*DATASET RECORDS*
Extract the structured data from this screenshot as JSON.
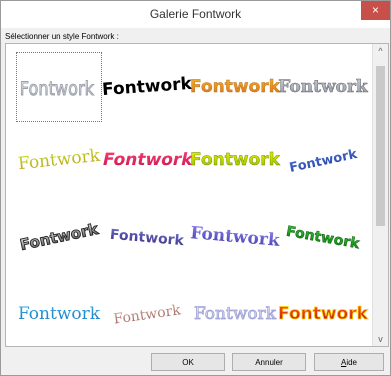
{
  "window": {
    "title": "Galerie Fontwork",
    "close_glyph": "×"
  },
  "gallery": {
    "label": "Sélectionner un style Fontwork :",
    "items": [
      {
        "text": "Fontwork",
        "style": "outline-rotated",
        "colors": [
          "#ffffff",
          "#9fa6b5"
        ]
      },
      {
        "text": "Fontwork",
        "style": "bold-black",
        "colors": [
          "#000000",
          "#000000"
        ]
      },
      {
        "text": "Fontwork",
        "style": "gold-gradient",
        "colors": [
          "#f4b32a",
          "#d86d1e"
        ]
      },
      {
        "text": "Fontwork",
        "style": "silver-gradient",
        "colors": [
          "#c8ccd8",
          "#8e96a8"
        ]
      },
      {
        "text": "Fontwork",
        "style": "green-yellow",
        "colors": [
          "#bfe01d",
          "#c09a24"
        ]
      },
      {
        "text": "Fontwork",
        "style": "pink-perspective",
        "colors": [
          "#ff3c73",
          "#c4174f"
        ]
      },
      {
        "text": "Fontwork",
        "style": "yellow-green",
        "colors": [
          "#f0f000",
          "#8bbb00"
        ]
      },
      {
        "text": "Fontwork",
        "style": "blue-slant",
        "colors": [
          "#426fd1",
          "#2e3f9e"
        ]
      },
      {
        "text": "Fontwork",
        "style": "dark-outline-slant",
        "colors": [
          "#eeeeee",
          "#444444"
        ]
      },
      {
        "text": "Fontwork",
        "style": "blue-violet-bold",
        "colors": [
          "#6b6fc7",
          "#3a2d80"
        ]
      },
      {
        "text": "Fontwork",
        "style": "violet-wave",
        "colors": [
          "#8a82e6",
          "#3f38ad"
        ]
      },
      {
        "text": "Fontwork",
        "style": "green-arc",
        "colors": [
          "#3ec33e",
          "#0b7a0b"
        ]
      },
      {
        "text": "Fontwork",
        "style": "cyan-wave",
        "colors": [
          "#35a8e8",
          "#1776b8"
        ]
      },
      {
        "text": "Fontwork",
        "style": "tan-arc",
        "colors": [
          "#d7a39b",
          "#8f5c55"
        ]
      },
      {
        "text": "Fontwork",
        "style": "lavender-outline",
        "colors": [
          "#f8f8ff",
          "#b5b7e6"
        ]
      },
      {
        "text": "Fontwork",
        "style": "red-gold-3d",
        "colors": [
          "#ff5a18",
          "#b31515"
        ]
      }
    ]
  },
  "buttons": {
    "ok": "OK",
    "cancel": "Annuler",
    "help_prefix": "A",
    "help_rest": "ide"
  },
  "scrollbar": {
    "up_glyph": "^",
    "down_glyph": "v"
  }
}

*WHAT IS REQUIRED*
Every line of the material is to be quoted exactly, with no pictures carried over.

*SOLUTION*
Extract the structured data from this screenshot as JSON.
{
  "window": {
    "title": "Galerie Fontwork",
    "close_glyph": "×"
  },
  "gallery": {
    "label": "Sélectionner un style Fontwork :",
    "items": [
      {
        "text": "Fontwork",
        "style": "outline-rotated",
        "colors": [
          "#ffffff",
          "#9fa6b5"
        ]
      },
      {
        "text": "Fontwork",
        "style": "bold-black",
        "colors": [
          "#000000",
          "#000000"
        ]
      },
      {
        "text": "Fontwork",
        "style": "gold-gradient",
        "colors": [
          "#f4b32a",
          "#d86d1e"
        ]
      },
      {
        "text": "Fontwork",
        "style": "silver-gradient",
        "colors": [
          "#c8ccd8",
          "#8e96a8"
        ]
      },
      {
        "text": "Fontwork",
        "style": "green-yellow",
        "colors": [
          "#bfe01d",
          "#c09a24"
        ]
      },
      {
        "text": "Fontwork",
        "style": "pink-perspective",
        "colors": [
          "#ff3c73",
          "#c4174f"
        ]
      },
      {
        "text": "Fontwork",
        "style": "yellow-green",
        "colors": [
          "#f0f000",
          "#8bbb00"
        ]
      },
      {
        "text": "Fontwork",
        "style": "blue-slant",
        "colors": [
          "#426fd1",
          "#2e3f9e"
        ]
      },
      {
        "text": "Fontwork",
        "style": "dark-outline-slant",
        "colors": [
          "#eeeeee",
          "#444444"
        ]
      },
      {
        "text": "Fontwork",
        "style": "blue-violet-bold",
        "colors": [
          "#6b6fc7",
          "#3a2d80"
        ]
      },
      {
        "text": "Fontwork",
        "style": "violet-wave",
        "colors": [
          "#8a82e6",
          "#3f38ad"
        ]
      },
      {
        "text": "Fontwork",
        "style": "green-arc",
        "colors": [
          "#3ec33e",
          "#0b7a0b"
        ]
      },
      {
        "text": "Fontwork",
        "style": "cyan-wave",
        "colors": [
          "#35a8e8",
          "#1776b8"
        ]
      },
      {
        "text": "Fontwork",
        "style": "tan-arc",
        "colors": [
          "#d7a39b",
          "#8f5c55"
        ]
      },
      {
        "text": "Fontwork",
        "style": "lavender-outline",
        "colors": [
          "#f8f8ff",
          "#b5b7e6"
        ]
      },
      {
        "text": "Fontwork",
        "style": "red-gold-3d",
        "colors": [
          "#ff5a18",
          "#b31515"
        ]
      }
    ]
  },
  "buttons": {
    "ok": "OK",
    "cancel": "Annuler",
    "help_prefix": "A",
    "help_rest": "ide"
  },
  "scrollbar": {
    "up_glyph": "^",
    "down_glyph": "v"
  }
}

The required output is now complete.